◆ **Exercises to complete**
**1)** Answer these questions from the Ulster Rugby article:
(a) What was the final score of Ulster's win in northern Italy?
(b) Who kicked the conversion that gave Leicester Tigers their win over Montpellier?
(c) How many points behind Ulster did that win leave the Tigers?
**2)** Please extend the Ulster Rugby article with a few more paragraphs, picking up after its final sentence.

:: Page excerpt ::

Belfast Telegraph

Ulster Rugby charge towards top sport

By Michael Sadlier

A day after Ulster had sent Treviso packing in mid-December's previous round of Heineken Cup games and all was well as Luke Marshall settled down to savour his well-earned Sunday lunch.

He and the squad had hot-footed back from northern Italy after their 35-3 triumph had brought Ulster the maximum haul of points from their back-to-back clashes with Treviso and Mark Anscombe's side were rightly feeling good about being at the top of Pool Five.

So, all seemed well as Marshall got ready to sit down to eat and then things began to look even better as Montpellier's clash with Leicester Tigers at Stade Yves du Manoir – the place where Marshall et al had demolished the French in October – was panning out just as Ulster had wanted with the hosts looking to be heading towards victory. But then, in the game's final play, Vereniki Goneva got himself over the Montpellier line and up stepped Ryan Lamb to bisect the posts with the vital conversion to give last season's Premiership champions a highly dramatic 15-14 victory.

Marshall could hardly believe what had happened. Instead of being on the cusp of guaranteeing finishing top, Ulster now had acquired some unwanted close company at the summit of their pool.

By winning, the Tigers had planted themselves a mere three points behind Ulster with two pool games to play and, with the English side widely expected to win at Treviso tomorrow, the group decider was already shaping up to be the day Anscombe's squad visit Welford Road on the final weekend of games before the knockout stages.

:::
:: Raw records ::

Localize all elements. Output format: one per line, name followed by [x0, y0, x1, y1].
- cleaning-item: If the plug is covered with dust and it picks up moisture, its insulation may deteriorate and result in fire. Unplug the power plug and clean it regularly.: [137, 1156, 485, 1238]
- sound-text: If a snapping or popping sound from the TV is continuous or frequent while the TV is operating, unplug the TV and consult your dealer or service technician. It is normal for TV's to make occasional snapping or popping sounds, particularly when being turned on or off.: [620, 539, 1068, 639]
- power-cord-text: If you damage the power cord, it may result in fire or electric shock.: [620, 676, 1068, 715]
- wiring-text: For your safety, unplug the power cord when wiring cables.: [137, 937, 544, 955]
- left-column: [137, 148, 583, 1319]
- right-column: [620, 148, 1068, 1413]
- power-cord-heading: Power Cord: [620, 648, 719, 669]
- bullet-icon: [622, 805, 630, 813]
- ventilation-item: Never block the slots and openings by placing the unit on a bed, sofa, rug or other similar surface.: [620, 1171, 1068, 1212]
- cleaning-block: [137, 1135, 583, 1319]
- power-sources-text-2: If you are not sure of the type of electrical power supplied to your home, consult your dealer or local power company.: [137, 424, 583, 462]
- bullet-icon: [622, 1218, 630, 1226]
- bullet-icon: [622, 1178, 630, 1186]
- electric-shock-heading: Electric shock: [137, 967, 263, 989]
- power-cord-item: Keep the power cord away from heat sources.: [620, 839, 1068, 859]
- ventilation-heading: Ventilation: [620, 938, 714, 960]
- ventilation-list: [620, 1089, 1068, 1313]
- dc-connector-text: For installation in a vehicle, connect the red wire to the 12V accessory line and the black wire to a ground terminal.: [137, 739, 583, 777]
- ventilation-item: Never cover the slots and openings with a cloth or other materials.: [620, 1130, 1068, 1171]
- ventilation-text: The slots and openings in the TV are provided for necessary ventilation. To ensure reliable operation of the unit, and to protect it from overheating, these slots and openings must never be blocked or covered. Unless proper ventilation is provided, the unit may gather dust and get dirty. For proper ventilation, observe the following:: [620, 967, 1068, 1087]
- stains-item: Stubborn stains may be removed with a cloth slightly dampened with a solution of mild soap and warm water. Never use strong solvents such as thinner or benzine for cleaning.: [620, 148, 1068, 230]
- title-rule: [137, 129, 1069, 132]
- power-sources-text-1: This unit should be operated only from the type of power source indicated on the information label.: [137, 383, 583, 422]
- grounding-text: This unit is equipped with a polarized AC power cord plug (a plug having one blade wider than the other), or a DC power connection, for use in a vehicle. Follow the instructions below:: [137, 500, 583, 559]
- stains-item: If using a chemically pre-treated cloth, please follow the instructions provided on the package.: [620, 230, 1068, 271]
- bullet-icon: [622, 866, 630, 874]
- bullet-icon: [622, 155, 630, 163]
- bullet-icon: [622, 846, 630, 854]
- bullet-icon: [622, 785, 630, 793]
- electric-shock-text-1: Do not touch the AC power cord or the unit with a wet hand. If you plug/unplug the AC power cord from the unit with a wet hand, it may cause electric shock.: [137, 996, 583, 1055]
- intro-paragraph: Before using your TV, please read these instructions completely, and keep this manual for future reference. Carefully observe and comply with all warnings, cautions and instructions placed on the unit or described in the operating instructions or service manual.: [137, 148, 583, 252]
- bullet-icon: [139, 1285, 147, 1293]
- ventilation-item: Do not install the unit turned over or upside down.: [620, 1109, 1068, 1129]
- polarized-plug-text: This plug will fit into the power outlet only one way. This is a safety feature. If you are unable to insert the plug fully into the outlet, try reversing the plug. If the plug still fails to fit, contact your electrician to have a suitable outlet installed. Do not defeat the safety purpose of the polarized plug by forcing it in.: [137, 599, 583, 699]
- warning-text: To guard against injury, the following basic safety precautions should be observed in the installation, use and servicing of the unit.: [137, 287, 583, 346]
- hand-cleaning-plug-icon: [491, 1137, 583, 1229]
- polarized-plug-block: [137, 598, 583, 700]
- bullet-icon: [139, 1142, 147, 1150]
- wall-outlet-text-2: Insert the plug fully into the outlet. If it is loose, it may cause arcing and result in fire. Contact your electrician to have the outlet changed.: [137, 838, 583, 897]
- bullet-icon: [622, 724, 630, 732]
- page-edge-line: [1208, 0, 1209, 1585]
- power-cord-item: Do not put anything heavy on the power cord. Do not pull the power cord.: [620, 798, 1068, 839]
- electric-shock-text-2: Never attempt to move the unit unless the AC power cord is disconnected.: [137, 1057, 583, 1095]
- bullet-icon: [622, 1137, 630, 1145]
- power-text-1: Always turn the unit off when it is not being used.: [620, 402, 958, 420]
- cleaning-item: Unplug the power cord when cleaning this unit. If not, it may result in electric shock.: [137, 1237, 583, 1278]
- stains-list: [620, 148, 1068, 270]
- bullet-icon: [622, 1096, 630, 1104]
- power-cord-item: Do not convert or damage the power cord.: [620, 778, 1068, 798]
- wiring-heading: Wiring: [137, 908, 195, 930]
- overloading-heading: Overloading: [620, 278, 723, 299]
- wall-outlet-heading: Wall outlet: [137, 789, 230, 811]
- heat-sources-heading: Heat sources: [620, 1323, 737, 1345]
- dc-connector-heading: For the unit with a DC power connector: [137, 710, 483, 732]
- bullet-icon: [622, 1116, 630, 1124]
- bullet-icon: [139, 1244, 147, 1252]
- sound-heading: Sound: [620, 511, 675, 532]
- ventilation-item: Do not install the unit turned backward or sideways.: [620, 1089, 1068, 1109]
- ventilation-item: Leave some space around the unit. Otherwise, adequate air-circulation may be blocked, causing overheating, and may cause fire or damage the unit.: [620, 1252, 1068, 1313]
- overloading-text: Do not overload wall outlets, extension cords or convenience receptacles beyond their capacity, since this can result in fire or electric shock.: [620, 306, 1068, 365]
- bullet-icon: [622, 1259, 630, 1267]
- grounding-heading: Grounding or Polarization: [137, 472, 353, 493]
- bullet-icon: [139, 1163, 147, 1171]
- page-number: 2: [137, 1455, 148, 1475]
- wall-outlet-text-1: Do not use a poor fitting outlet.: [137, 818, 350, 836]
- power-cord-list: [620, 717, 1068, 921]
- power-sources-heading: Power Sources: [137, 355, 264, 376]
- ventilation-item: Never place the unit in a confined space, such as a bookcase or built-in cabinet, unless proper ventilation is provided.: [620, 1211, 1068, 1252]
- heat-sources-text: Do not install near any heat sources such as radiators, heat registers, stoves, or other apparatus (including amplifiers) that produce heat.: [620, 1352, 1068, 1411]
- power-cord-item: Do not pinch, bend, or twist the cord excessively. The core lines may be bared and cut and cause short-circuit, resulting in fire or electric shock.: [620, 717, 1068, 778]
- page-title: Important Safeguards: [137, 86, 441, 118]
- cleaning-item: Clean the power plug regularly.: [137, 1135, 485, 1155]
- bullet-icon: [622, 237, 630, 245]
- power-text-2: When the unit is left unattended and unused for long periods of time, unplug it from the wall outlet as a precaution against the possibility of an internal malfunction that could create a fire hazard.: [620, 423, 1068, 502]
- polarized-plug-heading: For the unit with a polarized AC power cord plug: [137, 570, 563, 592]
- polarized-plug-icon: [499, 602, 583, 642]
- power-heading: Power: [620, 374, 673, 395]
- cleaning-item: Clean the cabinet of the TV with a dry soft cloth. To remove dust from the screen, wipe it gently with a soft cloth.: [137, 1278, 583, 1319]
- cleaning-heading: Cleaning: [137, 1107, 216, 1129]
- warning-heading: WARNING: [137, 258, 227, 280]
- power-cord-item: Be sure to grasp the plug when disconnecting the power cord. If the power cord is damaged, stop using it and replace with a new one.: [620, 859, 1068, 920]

:::

◆ **Responses in order**
**1)**
(a) 35-3
(b) Ryan Lamb
(c) Three points

**2)**
The result certainly brought Marshall back to terra firma, regardless of the culinary wonders of his lunch that day.

"I was nipping in and out to see what was happening," the 22-year-old Ireland international recalls.

"I saw Montpellier leading in the last couple of minutes and I thought 'they've done us a real favour here' and then I nipped back in just in time to see a Leicester score right at the end."

His initial disbelief soon morphed into disappointment and then a nagging frustration over what had occurred and how much harder it had made things for the squad after all their previously notable graft throughout the competition.

"Yes, it was annoying as we were sitting four from four and the only unbeaten team in the competition and even though we've won them all we're still not guaranteed anything.

"So we'll have to win all our games now which is sort of frustrating in a way," he says before finding a more pragmatic line to close the subject. "But that's the way it is in this competition."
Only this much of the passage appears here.